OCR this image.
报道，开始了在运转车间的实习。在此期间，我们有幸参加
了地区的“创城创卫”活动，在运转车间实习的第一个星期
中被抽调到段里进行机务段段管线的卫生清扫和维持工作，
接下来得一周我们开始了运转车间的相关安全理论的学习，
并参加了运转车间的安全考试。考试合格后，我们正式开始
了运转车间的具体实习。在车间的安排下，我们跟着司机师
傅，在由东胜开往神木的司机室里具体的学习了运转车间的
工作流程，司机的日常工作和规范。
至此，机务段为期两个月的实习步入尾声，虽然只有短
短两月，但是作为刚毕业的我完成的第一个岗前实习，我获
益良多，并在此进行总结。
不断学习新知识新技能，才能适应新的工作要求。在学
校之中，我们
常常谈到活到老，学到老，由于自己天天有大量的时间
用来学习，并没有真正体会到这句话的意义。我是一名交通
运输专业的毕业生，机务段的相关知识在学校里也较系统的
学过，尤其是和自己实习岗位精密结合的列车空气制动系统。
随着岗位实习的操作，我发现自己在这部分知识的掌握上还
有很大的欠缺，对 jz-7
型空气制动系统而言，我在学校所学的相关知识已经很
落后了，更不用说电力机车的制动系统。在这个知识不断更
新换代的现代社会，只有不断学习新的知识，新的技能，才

== == ==

What you should do:
Retype the records that precede this task, keeping them exactly the same.

Answer to this task:
OCR this image.
报道，开始了在运转车间的实习。在此期间，我们有幸参加
了地区的“创城创卫”活动，在运转车间实习的第一个星期
中被抽调到段里进行机务段段管线的卫生清扫和维持工作，
接下来得一周我们开始了运转车间的相关安全理论的学习，
并参加了运转车间的安全考试。考试合格后，我们正式开始
了运转车间的具体实习。在车间的安排下，我们跟着司机师
傅，在由东胜开往神木的司机室里具体的学习了运转车间的
工作流程，司机的日常工作和规范。
至此，机务段为期两个月的实习步入尾声，虽然只有短
短两月，但是作为刚毕业的我完成的第一个岗前实习，我获
益良多，并在此进行总结。
不断学习新知识新技能，才能适应新的工作要求。在学
校之中，我们
常常谈到活到老，学到老，由于自己天天有大量的时间
用来学习，并没有真正体会到这句话的意义。我是一名交通
运输专业的毕业生，机务段的相关知识在学校里也较系统的
学过，尤其是和自己实习岗位精密结合的列车空气制动系统。
随着岗位实习的操作，我发现自己在这部分知识的掌握上还
有很大的欠缺，对 jz-7
型空气制动系统而言，我在学校所学的相关知识已经很
落后了，更不用说电力机车的制动系统。在这个知识不断更
新换代的现代社会，只有不断学习新的知识，新的技能，才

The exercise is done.